▸ Material shown
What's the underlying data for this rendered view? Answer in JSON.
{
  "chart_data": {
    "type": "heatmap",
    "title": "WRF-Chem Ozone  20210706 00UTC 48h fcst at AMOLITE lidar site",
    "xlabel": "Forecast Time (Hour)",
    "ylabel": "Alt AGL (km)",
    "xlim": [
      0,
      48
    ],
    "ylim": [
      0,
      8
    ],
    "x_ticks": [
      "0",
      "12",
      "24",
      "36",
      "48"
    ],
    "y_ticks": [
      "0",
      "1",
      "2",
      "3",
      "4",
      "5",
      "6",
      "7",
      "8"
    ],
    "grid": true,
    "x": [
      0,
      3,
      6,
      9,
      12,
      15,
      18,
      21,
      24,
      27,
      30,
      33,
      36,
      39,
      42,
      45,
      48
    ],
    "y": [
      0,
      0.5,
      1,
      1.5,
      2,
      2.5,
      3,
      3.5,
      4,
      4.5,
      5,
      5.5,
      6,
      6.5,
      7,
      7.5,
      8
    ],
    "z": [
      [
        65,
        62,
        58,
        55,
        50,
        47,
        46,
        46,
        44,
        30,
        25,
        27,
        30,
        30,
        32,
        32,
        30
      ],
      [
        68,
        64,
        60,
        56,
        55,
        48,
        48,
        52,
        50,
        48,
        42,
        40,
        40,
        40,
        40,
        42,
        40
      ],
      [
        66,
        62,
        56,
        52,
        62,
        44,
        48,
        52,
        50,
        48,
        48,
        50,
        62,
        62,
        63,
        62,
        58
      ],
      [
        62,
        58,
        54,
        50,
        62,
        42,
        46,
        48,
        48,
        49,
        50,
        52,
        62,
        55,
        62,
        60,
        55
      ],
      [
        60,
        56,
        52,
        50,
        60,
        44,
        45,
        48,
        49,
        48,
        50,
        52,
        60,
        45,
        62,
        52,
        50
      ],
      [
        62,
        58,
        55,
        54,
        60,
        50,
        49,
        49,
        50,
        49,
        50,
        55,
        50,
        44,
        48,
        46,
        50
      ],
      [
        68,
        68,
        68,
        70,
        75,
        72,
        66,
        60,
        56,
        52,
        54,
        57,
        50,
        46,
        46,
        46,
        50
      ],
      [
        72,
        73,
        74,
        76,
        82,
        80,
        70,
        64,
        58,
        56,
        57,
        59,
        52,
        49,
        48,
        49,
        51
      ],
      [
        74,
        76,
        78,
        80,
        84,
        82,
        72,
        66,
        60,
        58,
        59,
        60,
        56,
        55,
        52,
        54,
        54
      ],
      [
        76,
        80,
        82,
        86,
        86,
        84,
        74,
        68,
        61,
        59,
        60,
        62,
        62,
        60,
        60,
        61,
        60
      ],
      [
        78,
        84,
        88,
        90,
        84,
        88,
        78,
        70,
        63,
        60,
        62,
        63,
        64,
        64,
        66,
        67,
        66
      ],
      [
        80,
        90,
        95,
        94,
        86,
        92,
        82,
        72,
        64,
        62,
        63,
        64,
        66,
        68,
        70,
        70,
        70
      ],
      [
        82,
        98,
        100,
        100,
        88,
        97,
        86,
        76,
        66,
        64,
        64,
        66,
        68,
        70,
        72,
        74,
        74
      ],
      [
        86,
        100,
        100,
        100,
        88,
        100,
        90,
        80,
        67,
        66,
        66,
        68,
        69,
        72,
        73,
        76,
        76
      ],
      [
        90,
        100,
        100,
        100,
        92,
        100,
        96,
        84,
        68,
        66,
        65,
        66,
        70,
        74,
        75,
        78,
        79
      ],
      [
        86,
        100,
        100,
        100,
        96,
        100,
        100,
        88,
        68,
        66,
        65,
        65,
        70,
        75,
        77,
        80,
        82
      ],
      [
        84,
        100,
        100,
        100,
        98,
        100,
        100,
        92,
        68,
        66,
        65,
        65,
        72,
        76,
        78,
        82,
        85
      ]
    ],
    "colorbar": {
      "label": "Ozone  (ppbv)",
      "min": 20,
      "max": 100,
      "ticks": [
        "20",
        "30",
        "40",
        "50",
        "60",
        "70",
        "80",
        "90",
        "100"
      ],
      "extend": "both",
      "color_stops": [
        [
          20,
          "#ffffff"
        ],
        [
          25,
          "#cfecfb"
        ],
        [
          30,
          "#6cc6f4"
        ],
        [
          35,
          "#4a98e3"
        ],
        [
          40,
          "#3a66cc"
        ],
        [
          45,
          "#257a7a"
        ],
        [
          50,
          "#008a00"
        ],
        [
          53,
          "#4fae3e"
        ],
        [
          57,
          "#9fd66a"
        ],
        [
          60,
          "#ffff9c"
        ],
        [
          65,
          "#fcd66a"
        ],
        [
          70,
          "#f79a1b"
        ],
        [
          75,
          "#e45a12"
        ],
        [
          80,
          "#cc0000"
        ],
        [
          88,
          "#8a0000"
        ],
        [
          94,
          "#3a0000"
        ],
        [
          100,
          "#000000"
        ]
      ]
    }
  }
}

▸ Instructions to follow
Which lines hold the string "Ozone"? List them all.

▸ Worked solution
    "title": "WRF-Chem Ozone  20210706 00UTC 48h fcst at AMOLITE lidar site",
      "label": "Ozone  (ppbv)",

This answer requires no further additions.